### EXERCISE:
Tally the lines of the records below that contain the string "Contains", matching case exactly. Give only the number.

(Layout records)
━━━━━━━━━━━━━━━━
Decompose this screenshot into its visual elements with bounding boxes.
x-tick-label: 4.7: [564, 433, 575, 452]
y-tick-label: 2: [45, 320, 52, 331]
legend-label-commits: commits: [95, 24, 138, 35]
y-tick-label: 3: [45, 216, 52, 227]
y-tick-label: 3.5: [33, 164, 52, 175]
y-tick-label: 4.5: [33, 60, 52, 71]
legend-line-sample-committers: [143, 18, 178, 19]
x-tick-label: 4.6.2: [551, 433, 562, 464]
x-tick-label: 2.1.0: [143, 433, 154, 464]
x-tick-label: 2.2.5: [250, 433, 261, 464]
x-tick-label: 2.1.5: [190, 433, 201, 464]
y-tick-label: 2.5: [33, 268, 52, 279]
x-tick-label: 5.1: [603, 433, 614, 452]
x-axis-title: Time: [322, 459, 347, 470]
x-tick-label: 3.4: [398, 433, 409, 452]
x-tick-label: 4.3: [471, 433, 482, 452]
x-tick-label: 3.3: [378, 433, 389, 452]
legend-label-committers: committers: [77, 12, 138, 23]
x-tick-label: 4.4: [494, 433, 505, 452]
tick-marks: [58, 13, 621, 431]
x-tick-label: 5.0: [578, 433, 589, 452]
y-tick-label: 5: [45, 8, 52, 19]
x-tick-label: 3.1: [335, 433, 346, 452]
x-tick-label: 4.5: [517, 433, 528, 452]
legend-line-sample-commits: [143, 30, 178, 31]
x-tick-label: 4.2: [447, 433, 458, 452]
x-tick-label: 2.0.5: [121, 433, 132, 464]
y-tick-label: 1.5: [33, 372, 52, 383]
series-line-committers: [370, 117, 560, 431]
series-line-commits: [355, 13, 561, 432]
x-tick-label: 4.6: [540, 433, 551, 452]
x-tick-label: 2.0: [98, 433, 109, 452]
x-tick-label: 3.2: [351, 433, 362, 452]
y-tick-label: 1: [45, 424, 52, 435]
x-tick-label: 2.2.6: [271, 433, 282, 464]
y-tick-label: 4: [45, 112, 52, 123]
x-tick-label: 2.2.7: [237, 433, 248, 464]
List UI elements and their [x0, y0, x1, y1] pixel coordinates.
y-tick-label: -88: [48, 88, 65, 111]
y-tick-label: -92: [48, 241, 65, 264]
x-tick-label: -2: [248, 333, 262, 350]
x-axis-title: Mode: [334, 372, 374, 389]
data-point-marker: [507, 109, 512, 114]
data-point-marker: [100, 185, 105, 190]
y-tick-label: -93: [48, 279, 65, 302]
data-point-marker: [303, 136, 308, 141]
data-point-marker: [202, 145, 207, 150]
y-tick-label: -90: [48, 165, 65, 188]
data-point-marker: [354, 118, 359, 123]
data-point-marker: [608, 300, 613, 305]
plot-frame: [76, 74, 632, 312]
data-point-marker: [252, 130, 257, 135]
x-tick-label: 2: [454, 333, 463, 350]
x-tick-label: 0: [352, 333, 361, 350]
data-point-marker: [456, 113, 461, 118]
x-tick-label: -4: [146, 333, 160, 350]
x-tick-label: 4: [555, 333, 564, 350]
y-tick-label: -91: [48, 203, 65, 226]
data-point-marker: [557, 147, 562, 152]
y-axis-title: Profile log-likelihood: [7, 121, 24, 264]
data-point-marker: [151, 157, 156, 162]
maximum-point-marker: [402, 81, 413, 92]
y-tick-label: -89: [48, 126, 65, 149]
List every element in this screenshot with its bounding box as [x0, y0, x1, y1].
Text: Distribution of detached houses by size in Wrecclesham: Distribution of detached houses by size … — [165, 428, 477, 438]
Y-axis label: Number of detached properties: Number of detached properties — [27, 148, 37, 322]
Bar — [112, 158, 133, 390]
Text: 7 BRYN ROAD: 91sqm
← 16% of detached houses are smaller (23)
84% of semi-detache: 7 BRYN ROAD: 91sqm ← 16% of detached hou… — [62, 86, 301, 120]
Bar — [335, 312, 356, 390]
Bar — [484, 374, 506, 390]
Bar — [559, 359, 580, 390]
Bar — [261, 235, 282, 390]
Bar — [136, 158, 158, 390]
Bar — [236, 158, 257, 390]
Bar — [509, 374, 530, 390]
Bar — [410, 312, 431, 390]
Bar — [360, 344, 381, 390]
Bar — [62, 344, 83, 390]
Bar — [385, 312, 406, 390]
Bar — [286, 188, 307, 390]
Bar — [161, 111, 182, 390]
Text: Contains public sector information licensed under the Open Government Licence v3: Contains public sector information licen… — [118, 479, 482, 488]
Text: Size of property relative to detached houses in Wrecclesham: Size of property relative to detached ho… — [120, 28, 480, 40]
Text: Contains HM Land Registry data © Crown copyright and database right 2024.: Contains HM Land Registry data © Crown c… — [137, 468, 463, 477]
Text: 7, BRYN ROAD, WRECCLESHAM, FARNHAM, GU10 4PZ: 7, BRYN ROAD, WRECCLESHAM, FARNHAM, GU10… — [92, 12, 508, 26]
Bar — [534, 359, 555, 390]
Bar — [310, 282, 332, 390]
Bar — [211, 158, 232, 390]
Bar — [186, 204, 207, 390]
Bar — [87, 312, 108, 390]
━━━━━━━━━━━━━━━━
### EXERCISE RESPONSE:
2